+++ DATA LINES +++
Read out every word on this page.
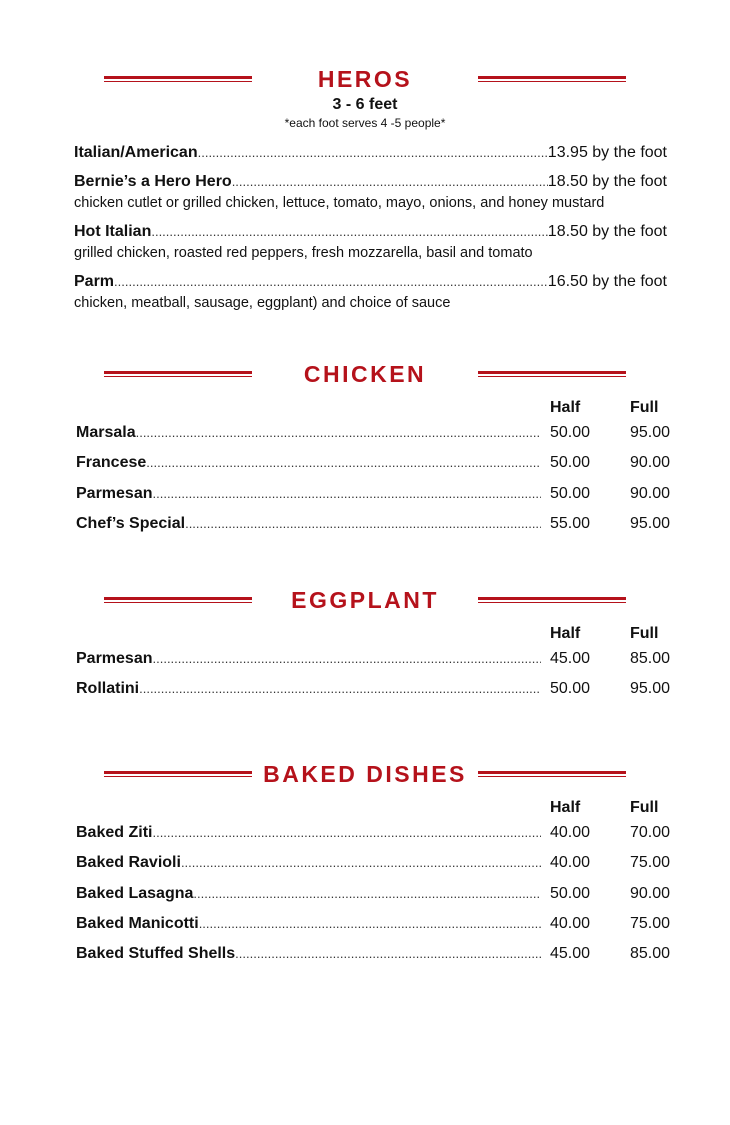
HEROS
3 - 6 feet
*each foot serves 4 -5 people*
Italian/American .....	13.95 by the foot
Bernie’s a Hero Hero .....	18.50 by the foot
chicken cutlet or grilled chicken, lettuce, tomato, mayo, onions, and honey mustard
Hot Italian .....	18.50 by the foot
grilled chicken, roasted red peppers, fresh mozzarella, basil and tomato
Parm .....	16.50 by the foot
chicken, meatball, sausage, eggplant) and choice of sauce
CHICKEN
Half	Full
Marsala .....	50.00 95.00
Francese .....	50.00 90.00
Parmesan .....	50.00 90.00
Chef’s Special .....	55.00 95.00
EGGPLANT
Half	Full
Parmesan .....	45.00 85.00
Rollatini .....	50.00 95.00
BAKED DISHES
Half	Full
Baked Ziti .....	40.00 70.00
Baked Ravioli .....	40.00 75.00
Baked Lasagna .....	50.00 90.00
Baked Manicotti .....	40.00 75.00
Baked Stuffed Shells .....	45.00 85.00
+++
+++ DATA LINES +++
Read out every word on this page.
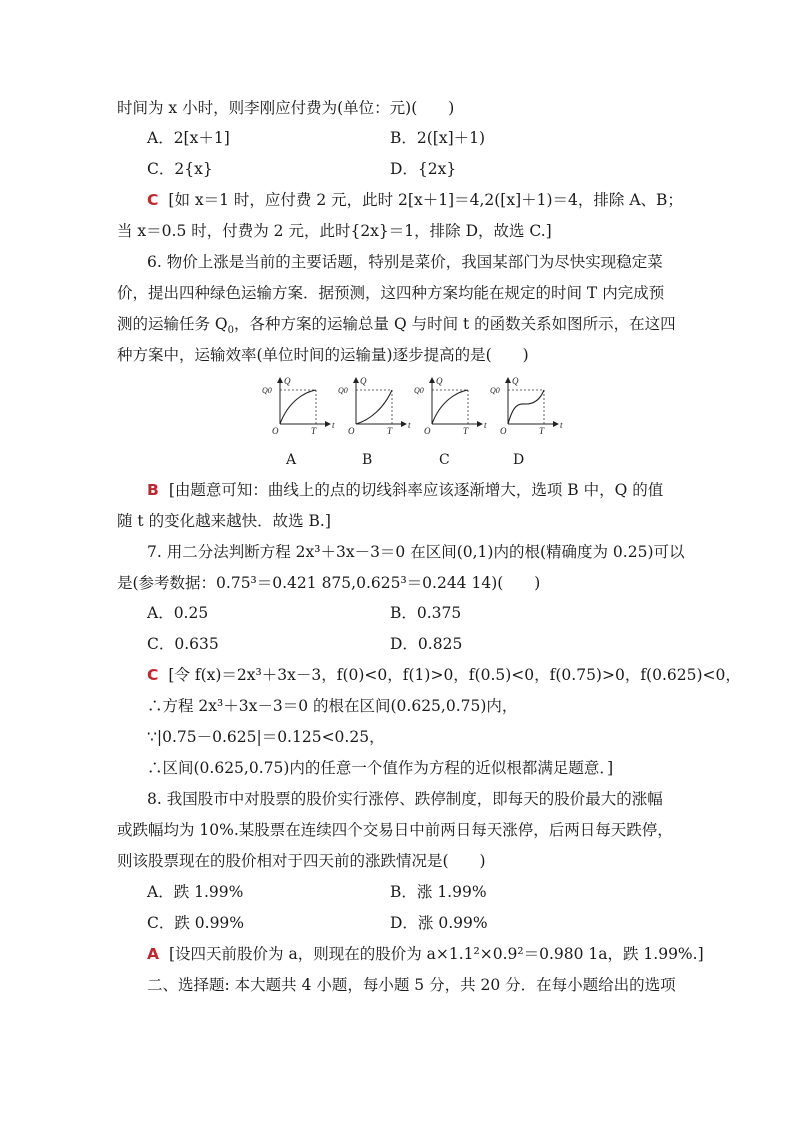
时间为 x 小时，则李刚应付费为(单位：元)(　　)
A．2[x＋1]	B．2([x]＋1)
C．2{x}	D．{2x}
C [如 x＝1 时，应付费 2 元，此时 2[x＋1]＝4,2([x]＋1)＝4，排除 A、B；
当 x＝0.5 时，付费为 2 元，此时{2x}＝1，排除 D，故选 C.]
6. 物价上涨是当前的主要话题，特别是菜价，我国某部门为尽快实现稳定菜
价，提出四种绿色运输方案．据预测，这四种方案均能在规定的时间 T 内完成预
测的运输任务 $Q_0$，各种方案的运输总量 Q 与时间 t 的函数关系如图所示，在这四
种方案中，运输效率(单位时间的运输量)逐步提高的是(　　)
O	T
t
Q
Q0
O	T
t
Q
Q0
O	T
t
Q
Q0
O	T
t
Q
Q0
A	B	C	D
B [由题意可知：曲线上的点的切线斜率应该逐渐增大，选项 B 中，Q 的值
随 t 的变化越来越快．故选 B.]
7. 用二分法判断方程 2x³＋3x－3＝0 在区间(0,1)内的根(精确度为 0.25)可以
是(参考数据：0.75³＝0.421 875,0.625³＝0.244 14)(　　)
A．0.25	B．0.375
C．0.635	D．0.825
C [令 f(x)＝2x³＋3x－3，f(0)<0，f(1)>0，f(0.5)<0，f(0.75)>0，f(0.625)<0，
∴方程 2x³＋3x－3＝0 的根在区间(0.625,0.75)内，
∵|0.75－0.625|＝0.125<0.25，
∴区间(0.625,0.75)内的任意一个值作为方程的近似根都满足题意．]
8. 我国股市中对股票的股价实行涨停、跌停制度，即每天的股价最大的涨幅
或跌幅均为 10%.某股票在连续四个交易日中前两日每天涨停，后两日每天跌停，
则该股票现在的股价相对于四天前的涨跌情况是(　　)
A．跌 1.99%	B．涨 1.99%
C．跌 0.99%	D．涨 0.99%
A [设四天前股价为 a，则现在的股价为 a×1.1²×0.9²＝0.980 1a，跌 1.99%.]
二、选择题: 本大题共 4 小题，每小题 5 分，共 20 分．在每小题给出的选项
+++
+++ DATA LINES +++
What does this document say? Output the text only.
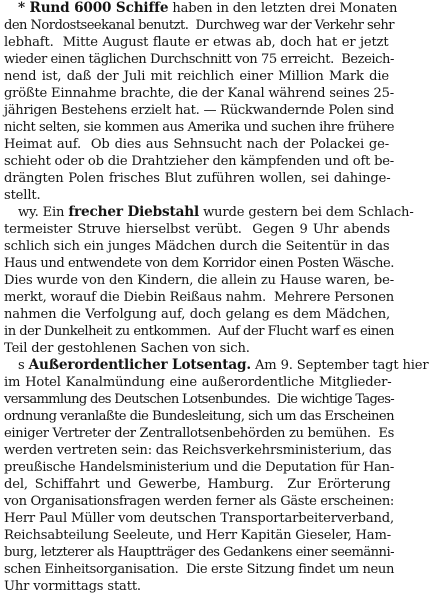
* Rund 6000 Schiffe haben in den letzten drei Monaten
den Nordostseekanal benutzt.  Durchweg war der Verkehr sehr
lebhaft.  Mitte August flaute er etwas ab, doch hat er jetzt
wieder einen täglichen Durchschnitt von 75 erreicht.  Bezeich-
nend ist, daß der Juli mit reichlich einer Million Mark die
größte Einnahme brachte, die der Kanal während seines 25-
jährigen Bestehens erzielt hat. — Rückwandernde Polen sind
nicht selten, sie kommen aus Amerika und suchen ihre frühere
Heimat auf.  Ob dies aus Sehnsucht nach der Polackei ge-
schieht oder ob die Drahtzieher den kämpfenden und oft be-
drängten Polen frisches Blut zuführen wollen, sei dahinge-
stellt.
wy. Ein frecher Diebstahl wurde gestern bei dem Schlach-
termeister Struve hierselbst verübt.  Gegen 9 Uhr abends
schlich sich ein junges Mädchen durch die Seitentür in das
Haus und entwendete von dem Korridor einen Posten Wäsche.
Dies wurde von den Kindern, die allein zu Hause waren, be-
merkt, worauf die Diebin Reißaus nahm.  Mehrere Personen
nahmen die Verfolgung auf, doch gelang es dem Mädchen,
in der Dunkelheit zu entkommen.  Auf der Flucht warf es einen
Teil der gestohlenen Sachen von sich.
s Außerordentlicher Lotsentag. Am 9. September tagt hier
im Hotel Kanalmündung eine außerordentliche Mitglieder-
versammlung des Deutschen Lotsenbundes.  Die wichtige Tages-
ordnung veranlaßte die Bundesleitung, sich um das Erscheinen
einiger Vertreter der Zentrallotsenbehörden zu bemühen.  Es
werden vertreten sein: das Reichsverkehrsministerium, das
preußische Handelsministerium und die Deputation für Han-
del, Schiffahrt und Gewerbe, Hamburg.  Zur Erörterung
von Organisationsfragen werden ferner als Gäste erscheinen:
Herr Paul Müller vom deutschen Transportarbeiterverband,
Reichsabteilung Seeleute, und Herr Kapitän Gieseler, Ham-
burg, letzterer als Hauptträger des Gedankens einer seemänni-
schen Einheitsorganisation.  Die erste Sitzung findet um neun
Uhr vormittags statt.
+++
GIVEN EXERCISE: Only lines with the word "werden" are wanted, so copy each one from the records.

EXERCISE OUTPUT:
werden vertreten sein: das Reichsverkehrsministerium, das
von Organisationsfragen werden ferner als Gäste erscheinen:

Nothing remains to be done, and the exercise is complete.